*Information supplied*.

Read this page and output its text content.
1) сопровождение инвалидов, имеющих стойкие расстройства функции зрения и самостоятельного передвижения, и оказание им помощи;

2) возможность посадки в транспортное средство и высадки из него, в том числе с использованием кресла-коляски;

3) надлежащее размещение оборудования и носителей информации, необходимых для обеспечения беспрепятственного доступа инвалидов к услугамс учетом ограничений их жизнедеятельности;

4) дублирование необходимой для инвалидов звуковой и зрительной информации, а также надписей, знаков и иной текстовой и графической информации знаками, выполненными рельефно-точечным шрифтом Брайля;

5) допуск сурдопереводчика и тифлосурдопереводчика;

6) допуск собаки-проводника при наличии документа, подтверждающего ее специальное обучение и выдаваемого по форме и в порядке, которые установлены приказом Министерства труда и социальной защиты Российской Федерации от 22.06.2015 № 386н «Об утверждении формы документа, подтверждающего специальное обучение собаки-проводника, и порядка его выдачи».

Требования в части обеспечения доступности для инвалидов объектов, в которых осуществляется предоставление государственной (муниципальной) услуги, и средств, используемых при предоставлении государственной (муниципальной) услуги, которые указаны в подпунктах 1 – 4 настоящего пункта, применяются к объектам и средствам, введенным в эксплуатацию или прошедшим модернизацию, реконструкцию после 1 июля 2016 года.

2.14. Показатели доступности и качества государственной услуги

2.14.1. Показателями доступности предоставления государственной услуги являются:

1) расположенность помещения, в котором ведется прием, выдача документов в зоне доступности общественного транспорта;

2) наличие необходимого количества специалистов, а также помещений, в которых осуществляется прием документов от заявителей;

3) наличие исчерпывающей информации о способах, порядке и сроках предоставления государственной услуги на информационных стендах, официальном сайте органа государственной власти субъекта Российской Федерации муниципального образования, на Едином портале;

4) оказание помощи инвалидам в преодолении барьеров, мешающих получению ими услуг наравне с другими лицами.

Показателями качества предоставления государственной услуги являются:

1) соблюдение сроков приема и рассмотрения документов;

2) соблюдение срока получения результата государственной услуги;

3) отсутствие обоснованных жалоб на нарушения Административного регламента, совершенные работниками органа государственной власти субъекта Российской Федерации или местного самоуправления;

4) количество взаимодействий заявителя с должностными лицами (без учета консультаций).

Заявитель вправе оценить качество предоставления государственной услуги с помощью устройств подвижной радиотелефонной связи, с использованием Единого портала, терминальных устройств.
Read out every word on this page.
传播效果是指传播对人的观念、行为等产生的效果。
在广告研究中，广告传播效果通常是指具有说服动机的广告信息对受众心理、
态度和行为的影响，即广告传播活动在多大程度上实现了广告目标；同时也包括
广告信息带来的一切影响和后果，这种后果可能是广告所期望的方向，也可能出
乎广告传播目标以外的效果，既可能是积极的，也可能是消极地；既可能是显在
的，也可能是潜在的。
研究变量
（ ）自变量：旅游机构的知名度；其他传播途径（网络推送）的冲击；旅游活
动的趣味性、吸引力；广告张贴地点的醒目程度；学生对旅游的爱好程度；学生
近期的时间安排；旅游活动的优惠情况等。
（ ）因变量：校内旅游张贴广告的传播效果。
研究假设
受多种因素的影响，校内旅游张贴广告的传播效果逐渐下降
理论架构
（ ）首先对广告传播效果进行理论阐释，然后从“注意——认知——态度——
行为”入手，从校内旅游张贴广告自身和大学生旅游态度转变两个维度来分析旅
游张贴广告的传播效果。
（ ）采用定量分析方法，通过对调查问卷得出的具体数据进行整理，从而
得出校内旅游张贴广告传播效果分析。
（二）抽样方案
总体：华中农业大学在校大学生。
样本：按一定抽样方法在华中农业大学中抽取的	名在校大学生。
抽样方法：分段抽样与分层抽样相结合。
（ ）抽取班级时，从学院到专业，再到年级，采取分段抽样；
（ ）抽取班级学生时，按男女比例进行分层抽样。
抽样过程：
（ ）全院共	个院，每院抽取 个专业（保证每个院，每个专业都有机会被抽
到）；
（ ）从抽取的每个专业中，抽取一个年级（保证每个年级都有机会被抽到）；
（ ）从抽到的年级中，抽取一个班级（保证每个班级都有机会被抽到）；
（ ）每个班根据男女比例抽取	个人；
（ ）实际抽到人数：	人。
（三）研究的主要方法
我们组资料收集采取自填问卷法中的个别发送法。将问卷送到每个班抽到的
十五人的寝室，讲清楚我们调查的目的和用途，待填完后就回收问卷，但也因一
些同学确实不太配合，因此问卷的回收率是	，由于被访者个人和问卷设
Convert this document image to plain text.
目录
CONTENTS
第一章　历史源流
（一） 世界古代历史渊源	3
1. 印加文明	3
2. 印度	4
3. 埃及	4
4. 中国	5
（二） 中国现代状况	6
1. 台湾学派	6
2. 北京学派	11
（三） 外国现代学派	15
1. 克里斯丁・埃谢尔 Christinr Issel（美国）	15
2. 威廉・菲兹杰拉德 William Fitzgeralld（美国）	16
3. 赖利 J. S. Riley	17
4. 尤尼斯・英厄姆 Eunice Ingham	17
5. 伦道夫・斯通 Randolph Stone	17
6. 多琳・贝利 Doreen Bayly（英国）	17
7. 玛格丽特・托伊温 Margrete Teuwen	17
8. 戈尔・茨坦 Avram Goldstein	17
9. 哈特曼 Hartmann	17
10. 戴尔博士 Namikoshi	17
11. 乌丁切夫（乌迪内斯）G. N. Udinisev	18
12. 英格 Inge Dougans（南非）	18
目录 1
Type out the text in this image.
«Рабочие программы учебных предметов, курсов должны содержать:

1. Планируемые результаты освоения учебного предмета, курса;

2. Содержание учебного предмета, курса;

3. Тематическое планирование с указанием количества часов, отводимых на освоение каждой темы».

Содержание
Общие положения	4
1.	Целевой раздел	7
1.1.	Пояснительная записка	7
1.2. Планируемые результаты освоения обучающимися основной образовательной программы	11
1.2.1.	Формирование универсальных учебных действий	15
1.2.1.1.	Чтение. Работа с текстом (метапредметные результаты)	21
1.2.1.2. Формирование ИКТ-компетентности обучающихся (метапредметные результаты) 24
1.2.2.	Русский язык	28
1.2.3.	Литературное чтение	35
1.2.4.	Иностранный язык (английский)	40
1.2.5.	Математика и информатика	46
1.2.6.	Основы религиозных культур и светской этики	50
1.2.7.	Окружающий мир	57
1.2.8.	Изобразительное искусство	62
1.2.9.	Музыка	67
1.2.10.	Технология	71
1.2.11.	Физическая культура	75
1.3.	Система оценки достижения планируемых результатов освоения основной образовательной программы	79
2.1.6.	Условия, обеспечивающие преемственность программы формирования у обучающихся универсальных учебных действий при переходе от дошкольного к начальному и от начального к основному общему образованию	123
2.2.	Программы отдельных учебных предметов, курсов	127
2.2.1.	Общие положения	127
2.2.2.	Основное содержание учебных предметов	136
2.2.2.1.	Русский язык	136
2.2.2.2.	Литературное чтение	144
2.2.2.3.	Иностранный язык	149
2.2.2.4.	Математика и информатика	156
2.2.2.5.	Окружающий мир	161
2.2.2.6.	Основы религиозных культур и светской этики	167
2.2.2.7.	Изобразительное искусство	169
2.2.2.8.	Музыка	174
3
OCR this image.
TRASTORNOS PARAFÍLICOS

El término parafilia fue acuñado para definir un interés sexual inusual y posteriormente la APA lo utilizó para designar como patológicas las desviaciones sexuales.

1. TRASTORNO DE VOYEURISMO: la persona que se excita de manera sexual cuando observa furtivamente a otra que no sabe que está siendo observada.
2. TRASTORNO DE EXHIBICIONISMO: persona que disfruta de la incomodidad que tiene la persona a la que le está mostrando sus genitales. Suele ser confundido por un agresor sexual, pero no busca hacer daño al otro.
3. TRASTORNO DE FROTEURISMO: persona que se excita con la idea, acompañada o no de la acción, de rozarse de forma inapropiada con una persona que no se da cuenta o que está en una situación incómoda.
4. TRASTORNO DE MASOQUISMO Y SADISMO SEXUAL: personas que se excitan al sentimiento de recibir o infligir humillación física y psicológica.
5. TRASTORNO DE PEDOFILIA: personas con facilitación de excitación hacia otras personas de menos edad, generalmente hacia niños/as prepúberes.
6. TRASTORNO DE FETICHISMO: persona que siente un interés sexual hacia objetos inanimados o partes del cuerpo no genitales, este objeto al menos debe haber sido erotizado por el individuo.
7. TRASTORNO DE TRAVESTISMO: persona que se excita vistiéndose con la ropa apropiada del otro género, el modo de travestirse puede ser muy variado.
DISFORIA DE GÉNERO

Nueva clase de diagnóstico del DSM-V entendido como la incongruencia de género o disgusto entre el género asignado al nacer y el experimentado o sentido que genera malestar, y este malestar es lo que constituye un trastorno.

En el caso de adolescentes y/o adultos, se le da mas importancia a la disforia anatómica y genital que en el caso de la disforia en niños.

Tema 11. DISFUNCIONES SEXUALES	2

*The exercise*.
Pick out lines containing the word "Русский", each one as written.

*Solution below*.
1.2.2.	Русский язык	28
2.2.2.1.	Русский язык	136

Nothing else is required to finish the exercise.